• _RECORDS SUPPLIED_:
Begin

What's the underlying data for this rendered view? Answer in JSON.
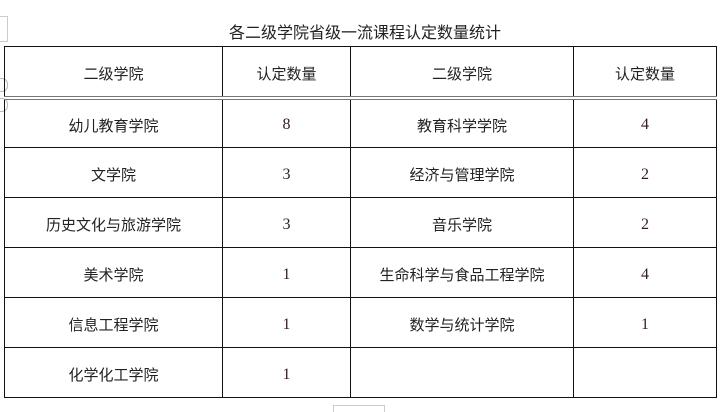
{
  "title": "各二级学院省级一流课程认定数量统计",
  "headers": [
    "二级学院",
    "认定数量",
    "二级学院",
    "认定数量"
  ],
  "rows": [
    [
      "幼儿教育学院",
      "8",
      "教育科学学院",
      "4"
    ],
    [
      "文学院",
      "3",
      "经济与管理学院",
      "2"
    ],
    [
      "历史文化与旅游学院",
      "3",
      "音乐学院",
      "2"
    ],
    [
      "美术学院",
      "1",
      "生命科学与食品工程学院",
      "4"
    ],
    [
      "信息工程学院",
      "1",
      "数学与统计学院",
      "1"
    ],
    [
      "化学化工学院",
      "1",
      "",
      ""
    ]
  ]
}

End

• _WRITTEN EXERCISE_:
Give the data above again in full and unchanged, skipping the pictures.

• _RESPONSE BELOW_:
What's the underlying data for this rendered view? Answer in JSON.
{
  "title": "各二级学院省级一流课程认定数量统计",
  "headers": [
    "二级学院",
    "认定数量",
    "二级学院",
    "认定数量"
  ],
  "rows": [
    [
      "幼儿教育学院",
      "8",
      "教育科学学院",
      "4"
    ],
    [
      "文学院",
      "3",
      "经济与管理学院",
      "2"
    ],
    [
      "历史文化与旅游学院",
      "3",
      "音乐学院",
      "2"
    ],
    [
      "美术学院",
      "1",
      "生命科学与食品工程学院",
      "4"
    ],
    [
      "信息工程学院",
      "1",
      "数学与统计学院",
      "1"
    ],
    [
      "化学化工学院",
      "1",
      "",
      ""
    ]
  ]
}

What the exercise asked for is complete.